→ **Given instruction**: Please report every line from the material that contains the word "count".
===
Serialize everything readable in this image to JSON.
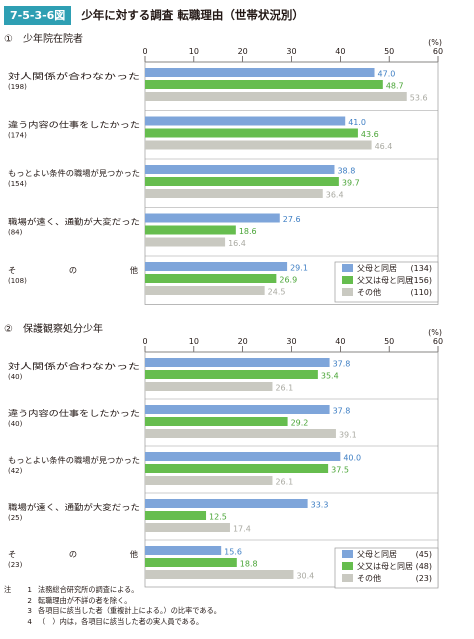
{
  "figure": {
    "number": "7-5-3-6図",
    "title": "少年に対する調査 転職理由（世帯状況別）"
  },
  "colors": {
    "mother": "#7ea5da",
    "father_or": "#66bd4e",
    "other": "#c9c9c1",
    "frame": "#9a9a9a",
    "badge": "#2e9fb3"
  },
  "chart_data": [
    {
      "type": "bar",
      "orientation": "horizontal",
      "title": "①　少年院在院者",
      "unit_label": "(%)",
      "xlim": [
        0,
        60
      ],
      "ticks": [
        0,
        10,
        20,
        30,
        40,
        50,
        60
      ],
      "categories": [
        {
          "label": "対人関係が合わなかった",
          "n": "(198)"
        },
        {
          "label": "違う内容の仕事をしたかった",
          "n": "(174)"
        },
        {
          "label": "もっとよい条件の職場が見つかった",
          "n": "(154)"
        },
        {
          "label": "職場が遠く、通勤が大変だった",
          "n": "(84)"
        },
        {
          "label": "その他",
          "n": "(108)"
        }
      ],
      "series": [
        {
          "name": "父母と同居",
          "count": "(134)",
          "values": [
            47.0,
            41.0,
            38.8,
            27.6,
            29.1
          ]
        },
        {
          "name": "父又は母と同居",
          "count": "(156)",
          "values": [
            48.7,
            43.6,
            39.7,
            18.6,
            26.9
          ]
        },
        {
          "name": "その他",
          "count": "(110)",
          "values": [
            53.6,
            46.4,
            36.4,
            16.4,
            24.5
          ]
        }
      ]
    },
    {
      "type": "bar",
      "orientation": "horizontal",
      "title": "②　保護観察処分少年",
      "unit_label": "(%)",
      "xlim": [
        0,
        60
      ],
      "ticks": [
        0,
        10,
        20,
        30,
        40,
        50,
        60
      ],
      "categories": [
        {
          "label": "対人関係が合わなかった",
          "n": "(40)"
        },
        {
          "label": "違う内容の仕事をしたかった",
          "n": "(40)"
        },
        {
          "label": "もっとよい条件の職場が見つかった",
          "n": "(42)"
        },
        {
          "label": "職場が遠く、通勤が大変だった",
          "n": "(25)"
        },
        {
          "label": "その他",
          "n": "(23)"
        }
      ],
      "series": [
        {
          "name": "父母と同居",
          "count": "(45)",
          "values": [
            37.8,
            37.8,
            40.0,
            33.3,
            15.6
          ]
        },
        {
          "name": "父又は母と同居",
          "count": "(48)",
          "values": [
            35.4,
            29.2,
            37.5,
            12.5,
            18.8
          ]
        },
        {
          "name": "その他",
          "count": "(23)",
          "values": [
            26.1,
            39.1,
            26.1,
            17.4,
            30.4
          ]
        }
      ]
    }
  ],
  "notes": {
    "prefix": "注",
    "items": [
      {
        "num": "1",
        "text": "法務総合研究所の調査による。"
      },
      {
        "num": "2",
        "text": "転職理由が不詳の者を除く。"
      },
      {
        "num": "3",
        "text": "各項目に該当した者（重複計上による。）の比率である。"
      },
      {
        "num": "4",
        "text": "（　）内は，各項目に該当した者の実人員である。"
      }
    ]
  }
}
===
→ **Answer to the task**:
          "count": "(134)",
          "count": "(156)",
          "count": "(110)",
          "count": "(45)",
          "count": "(48)",
          "count": "(23)",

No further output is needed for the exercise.